Extracted data entries:
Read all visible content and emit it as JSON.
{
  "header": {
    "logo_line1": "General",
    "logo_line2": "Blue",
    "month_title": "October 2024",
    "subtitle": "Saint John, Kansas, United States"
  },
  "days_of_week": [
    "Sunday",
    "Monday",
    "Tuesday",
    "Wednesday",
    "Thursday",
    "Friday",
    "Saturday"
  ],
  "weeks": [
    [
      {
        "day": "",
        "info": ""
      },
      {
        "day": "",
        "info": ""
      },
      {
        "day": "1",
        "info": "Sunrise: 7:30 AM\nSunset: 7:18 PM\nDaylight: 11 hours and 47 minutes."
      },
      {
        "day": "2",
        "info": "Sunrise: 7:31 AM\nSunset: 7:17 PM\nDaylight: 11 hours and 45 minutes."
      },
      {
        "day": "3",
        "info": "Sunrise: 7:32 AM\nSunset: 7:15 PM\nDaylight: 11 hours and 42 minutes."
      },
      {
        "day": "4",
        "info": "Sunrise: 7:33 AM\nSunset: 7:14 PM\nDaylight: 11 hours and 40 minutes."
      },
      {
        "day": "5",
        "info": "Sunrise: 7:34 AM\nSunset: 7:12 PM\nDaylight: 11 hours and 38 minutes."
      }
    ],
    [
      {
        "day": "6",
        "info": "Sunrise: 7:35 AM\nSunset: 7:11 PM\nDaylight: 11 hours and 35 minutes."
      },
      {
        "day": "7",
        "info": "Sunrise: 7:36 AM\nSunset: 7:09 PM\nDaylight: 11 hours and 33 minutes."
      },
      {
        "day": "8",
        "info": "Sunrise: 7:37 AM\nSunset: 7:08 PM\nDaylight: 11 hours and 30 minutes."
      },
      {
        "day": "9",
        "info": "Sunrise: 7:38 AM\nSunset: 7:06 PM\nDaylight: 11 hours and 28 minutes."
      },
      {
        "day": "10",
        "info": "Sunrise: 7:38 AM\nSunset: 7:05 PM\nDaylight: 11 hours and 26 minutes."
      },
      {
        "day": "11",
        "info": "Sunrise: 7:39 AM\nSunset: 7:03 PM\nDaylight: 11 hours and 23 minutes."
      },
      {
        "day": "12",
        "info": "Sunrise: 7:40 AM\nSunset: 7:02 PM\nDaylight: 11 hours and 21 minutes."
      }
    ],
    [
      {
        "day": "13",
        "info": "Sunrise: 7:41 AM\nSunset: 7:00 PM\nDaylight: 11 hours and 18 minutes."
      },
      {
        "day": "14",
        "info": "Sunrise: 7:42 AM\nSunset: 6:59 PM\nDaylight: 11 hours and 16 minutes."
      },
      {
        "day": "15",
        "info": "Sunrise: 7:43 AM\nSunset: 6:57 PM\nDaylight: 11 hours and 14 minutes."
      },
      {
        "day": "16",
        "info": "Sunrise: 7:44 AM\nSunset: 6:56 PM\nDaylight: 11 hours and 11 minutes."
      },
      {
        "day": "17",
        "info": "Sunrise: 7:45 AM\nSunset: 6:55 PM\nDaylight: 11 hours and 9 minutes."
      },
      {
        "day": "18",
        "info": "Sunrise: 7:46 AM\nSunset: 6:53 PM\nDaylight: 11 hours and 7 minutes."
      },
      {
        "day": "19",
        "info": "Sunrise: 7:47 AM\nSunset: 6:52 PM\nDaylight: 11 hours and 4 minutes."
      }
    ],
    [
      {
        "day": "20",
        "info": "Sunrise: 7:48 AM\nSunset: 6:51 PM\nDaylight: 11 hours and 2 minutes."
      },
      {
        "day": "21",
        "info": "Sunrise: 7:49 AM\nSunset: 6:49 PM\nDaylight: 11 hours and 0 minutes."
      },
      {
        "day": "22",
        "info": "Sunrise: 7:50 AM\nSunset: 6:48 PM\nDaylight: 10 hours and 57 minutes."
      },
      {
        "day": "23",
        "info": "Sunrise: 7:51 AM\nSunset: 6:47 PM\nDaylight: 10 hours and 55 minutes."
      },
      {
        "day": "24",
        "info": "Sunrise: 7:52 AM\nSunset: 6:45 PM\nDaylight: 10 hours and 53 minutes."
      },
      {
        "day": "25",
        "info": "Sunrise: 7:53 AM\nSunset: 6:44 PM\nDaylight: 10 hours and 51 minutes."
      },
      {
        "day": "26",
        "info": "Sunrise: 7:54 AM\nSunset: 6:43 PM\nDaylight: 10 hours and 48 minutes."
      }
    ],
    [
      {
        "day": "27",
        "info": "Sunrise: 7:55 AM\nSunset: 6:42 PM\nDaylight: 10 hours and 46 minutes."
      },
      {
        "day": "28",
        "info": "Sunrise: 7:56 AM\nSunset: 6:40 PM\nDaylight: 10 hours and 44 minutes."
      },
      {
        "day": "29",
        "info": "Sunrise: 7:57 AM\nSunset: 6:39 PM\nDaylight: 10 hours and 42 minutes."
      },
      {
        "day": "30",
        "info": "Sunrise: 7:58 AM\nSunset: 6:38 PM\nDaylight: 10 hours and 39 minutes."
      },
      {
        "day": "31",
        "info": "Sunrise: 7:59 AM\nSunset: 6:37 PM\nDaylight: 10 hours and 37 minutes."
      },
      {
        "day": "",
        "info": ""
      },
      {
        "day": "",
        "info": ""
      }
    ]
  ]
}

---

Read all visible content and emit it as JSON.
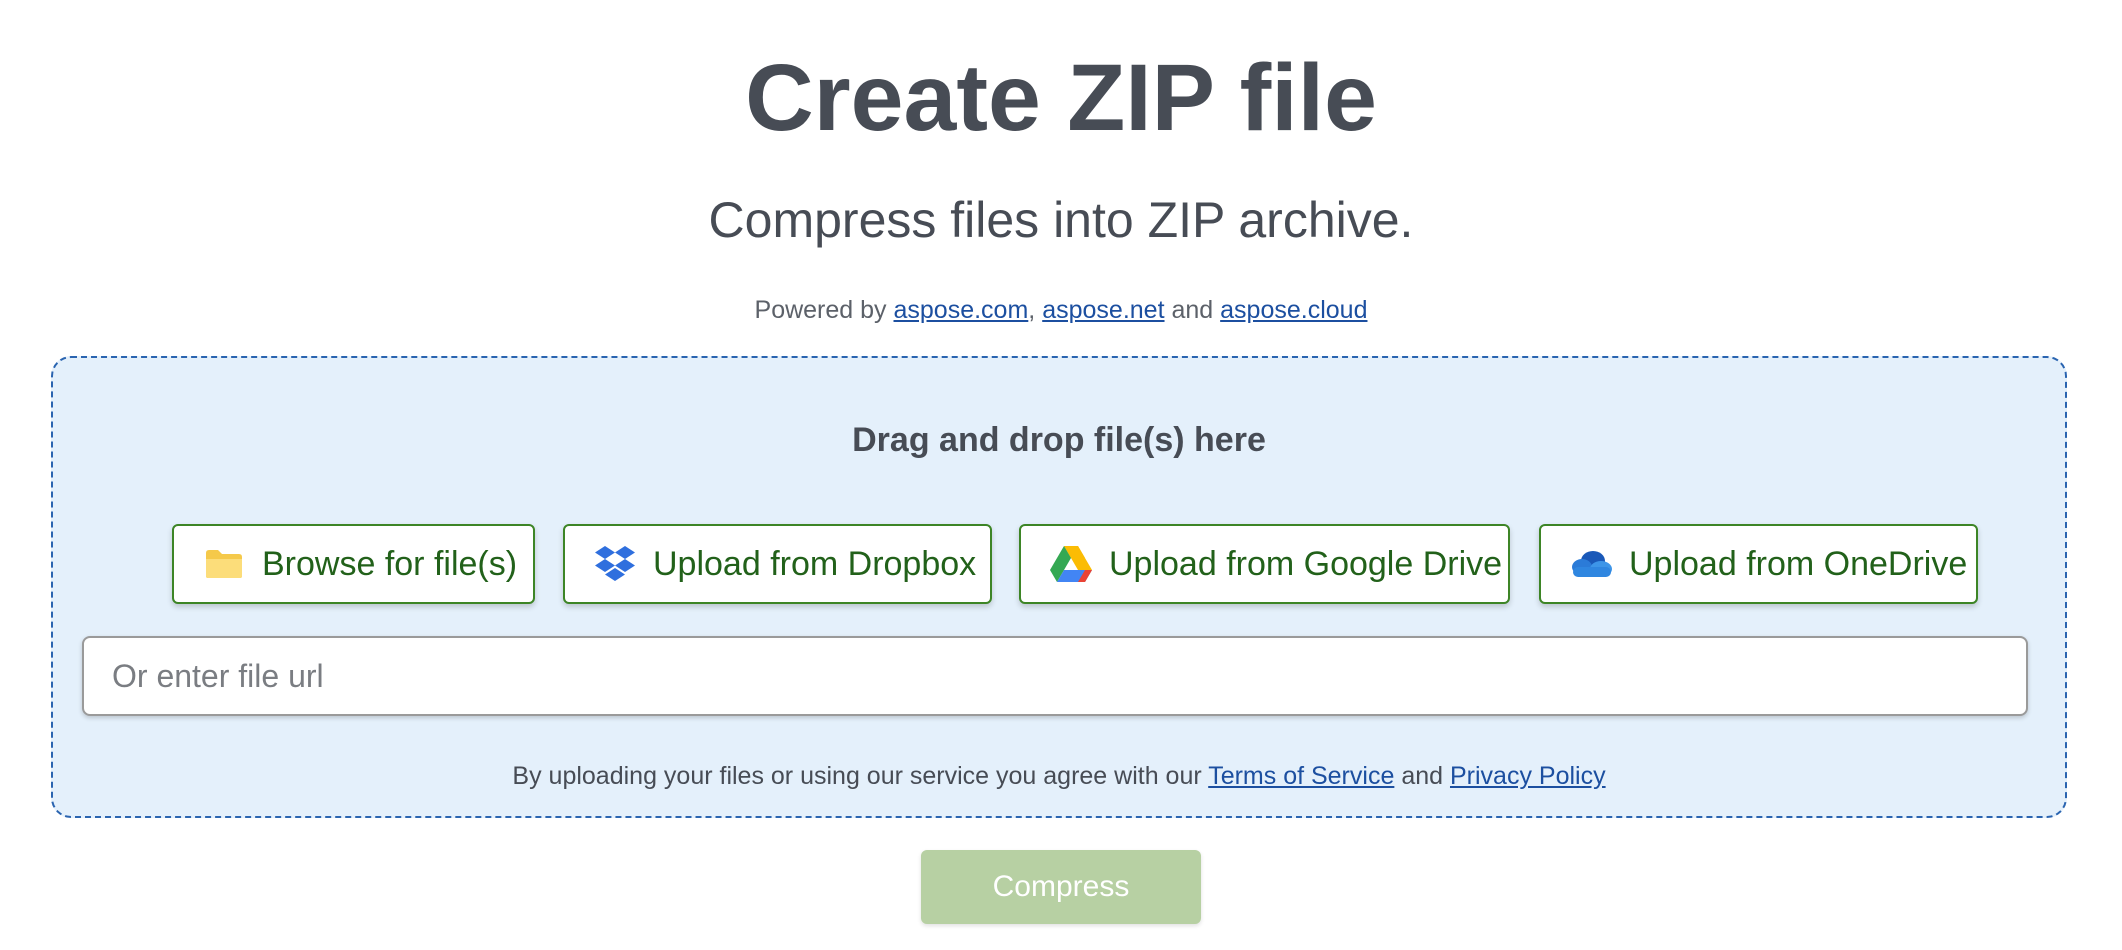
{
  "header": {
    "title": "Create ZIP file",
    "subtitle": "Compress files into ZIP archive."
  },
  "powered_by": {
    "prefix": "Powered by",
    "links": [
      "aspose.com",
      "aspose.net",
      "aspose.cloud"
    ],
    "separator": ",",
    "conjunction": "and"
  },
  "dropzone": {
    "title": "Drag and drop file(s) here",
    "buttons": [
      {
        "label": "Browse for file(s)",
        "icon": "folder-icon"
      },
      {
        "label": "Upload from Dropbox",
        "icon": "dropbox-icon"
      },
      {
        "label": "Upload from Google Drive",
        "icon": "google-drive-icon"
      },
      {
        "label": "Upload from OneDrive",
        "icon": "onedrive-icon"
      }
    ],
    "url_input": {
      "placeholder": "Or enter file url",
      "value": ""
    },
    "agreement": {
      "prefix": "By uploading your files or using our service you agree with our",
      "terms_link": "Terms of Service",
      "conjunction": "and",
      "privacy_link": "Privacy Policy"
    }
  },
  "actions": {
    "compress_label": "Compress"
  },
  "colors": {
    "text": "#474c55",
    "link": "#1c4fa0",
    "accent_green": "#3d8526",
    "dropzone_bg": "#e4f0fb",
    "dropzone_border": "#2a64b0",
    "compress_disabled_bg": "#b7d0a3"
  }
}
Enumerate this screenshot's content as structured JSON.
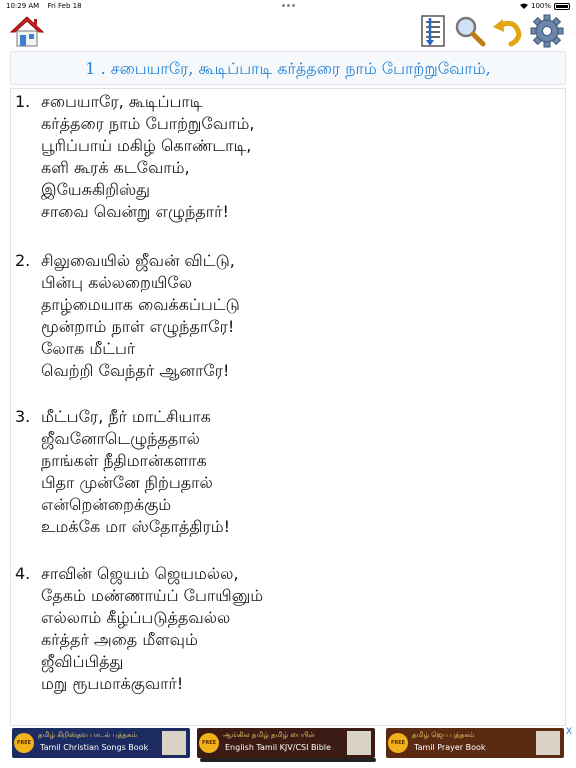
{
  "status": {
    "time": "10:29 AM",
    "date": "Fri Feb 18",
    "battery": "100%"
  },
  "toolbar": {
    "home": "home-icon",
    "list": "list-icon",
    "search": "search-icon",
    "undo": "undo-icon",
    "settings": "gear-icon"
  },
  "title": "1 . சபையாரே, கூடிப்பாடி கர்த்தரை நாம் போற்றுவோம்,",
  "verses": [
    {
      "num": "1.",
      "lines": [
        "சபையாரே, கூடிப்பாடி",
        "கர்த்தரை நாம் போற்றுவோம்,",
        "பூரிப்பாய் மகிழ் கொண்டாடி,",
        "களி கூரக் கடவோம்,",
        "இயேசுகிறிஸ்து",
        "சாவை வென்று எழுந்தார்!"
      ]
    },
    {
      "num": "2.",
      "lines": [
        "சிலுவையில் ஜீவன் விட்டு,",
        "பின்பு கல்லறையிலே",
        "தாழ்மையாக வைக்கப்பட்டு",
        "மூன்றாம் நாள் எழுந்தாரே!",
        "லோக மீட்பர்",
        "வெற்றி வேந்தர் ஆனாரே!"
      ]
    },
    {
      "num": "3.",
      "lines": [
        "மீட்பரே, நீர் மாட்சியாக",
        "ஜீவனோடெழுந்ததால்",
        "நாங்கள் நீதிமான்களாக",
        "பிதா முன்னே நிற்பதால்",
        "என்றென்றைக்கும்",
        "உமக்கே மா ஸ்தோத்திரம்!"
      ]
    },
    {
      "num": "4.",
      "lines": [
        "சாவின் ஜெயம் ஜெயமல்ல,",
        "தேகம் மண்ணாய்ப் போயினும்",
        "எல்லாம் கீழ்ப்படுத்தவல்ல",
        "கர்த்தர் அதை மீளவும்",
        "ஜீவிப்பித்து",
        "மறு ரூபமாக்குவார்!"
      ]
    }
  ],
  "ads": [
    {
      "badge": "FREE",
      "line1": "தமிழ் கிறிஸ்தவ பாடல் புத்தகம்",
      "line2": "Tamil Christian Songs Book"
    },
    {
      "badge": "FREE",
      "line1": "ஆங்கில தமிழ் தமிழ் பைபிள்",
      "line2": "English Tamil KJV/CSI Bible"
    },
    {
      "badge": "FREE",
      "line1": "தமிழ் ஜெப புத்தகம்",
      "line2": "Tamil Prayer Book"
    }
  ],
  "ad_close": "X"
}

---

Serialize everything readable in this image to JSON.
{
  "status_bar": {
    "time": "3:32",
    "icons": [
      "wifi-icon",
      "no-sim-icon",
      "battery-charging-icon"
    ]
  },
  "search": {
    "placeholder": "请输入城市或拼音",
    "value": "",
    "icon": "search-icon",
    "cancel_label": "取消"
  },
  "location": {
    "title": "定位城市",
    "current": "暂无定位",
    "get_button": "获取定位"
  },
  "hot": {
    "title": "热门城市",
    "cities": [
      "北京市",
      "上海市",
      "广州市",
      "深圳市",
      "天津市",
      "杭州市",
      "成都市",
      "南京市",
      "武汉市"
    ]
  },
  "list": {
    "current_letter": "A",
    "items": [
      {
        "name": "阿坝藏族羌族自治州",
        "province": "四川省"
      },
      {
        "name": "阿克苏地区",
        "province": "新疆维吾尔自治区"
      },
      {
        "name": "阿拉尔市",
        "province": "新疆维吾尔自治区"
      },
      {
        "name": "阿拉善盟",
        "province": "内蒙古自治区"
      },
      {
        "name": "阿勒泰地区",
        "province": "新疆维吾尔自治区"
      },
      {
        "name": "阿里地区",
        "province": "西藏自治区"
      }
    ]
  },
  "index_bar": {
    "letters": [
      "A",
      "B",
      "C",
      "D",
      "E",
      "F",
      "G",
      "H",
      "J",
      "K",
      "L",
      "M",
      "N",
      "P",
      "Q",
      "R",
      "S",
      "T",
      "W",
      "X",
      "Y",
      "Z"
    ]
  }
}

▸ **Brief**:
Which lines above contain "subtitle"? Show each of them.

▸ **Task answer**:
    "subtitle": "Saint John, Kansas, United States"
    "subtitle": "Compress files into ZIP archive."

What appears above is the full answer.